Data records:
* * *

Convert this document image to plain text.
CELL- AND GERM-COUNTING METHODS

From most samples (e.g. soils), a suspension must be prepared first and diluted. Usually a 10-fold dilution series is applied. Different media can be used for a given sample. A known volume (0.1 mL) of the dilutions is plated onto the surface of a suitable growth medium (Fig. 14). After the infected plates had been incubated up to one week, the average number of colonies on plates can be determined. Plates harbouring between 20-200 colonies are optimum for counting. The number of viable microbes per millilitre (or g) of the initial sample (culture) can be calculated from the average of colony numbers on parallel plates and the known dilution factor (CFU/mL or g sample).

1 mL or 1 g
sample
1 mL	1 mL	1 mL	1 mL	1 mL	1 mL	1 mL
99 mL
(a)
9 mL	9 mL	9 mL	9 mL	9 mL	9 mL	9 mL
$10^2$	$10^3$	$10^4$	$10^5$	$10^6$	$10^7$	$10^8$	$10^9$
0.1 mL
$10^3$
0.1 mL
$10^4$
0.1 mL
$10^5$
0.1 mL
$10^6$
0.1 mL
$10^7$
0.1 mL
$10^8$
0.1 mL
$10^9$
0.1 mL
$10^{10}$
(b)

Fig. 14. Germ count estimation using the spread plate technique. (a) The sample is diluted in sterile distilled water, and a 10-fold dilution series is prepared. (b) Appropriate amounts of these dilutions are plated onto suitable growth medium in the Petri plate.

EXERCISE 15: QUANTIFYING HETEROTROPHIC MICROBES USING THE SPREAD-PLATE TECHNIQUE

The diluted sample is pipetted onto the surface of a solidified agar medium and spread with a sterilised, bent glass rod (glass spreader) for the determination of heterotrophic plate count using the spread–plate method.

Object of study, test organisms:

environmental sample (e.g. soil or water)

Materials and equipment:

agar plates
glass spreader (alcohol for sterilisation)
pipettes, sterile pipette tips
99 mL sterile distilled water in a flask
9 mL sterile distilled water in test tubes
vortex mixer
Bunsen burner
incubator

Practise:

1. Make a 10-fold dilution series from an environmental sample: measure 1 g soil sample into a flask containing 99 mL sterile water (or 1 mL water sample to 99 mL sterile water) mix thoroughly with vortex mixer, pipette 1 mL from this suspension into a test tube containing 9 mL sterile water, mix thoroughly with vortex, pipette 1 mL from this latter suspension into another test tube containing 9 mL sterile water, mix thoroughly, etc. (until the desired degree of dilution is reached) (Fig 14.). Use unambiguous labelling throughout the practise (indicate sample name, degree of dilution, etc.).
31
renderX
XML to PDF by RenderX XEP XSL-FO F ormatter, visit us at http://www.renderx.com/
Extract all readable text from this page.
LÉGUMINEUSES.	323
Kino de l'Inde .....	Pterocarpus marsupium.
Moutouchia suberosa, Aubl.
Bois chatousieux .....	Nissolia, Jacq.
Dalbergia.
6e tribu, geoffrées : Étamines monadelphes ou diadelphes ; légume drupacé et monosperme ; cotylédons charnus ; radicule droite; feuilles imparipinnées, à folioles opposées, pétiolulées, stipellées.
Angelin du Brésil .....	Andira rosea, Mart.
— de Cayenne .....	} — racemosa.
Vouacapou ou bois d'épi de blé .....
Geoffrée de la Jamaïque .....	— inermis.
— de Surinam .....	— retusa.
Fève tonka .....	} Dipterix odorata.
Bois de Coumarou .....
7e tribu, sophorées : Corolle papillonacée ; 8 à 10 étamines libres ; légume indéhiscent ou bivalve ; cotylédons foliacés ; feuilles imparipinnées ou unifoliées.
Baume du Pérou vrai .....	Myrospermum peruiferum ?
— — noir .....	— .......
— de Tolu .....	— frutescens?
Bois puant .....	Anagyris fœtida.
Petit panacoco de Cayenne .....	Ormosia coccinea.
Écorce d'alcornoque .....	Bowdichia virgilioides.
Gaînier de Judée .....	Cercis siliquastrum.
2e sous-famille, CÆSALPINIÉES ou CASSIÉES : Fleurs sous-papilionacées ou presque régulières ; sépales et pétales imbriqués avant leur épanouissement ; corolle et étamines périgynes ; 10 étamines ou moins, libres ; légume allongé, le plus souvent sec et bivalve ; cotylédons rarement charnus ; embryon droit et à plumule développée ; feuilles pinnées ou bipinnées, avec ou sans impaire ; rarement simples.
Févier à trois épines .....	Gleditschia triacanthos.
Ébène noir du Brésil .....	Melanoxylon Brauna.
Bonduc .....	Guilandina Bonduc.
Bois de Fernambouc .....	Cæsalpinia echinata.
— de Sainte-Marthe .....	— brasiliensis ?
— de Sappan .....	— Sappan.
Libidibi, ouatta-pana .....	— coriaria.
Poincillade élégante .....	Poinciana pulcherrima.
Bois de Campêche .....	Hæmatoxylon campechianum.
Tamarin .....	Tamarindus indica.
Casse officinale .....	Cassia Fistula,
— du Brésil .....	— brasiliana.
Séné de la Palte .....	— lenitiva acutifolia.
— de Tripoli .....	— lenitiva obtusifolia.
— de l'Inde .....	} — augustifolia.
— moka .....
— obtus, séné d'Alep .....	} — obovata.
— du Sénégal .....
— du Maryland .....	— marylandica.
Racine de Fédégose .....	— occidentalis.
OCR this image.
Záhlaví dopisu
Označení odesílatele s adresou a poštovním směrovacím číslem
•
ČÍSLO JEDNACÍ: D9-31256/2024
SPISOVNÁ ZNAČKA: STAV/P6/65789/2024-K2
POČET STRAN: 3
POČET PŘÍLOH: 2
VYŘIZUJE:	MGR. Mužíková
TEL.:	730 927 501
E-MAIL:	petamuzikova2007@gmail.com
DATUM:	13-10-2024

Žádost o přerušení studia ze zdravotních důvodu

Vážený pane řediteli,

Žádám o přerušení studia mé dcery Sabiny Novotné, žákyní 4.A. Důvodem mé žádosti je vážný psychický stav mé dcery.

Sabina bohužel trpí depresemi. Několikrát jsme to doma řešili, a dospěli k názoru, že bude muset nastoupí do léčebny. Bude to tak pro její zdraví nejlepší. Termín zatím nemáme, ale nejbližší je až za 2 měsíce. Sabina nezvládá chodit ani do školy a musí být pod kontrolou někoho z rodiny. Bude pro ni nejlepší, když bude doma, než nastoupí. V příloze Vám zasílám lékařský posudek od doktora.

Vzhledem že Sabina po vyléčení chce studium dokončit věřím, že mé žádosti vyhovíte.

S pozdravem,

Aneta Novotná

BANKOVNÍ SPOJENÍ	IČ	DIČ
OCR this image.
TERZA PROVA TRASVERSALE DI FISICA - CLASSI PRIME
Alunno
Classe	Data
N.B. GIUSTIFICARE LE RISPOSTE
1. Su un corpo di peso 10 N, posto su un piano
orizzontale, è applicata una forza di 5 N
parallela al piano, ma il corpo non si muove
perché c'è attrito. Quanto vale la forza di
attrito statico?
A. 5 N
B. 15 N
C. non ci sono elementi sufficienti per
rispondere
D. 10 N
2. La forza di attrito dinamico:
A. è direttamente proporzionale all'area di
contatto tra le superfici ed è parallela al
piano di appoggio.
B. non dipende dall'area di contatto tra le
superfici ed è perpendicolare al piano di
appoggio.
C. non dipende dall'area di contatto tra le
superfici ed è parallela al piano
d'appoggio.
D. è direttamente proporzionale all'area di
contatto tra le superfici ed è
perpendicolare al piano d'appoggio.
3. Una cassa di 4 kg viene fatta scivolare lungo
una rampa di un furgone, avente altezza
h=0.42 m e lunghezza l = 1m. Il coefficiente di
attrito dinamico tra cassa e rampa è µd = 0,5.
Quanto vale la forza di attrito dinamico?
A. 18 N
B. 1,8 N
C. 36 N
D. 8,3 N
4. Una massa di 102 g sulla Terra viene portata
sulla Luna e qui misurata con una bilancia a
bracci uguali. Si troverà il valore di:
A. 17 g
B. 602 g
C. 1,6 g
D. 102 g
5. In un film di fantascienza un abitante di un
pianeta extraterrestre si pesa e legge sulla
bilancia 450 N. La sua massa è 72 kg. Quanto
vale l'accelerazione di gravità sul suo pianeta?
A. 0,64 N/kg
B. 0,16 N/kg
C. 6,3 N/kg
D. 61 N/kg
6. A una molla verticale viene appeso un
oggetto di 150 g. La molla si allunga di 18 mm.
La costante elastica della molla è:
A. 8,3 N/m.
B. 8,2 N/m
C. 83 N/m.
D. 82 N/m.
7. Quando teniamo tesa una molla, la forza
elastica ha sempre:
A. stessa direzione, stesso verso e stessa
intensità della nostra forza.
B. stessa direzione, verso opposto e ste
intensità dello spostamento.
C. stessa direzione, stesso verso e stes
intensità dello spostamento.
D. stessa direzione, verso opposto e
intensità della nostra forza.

* * *

Task brief:
Count the lines in the records above that contain the word "stessa", and give only that number.

Output of the task:
4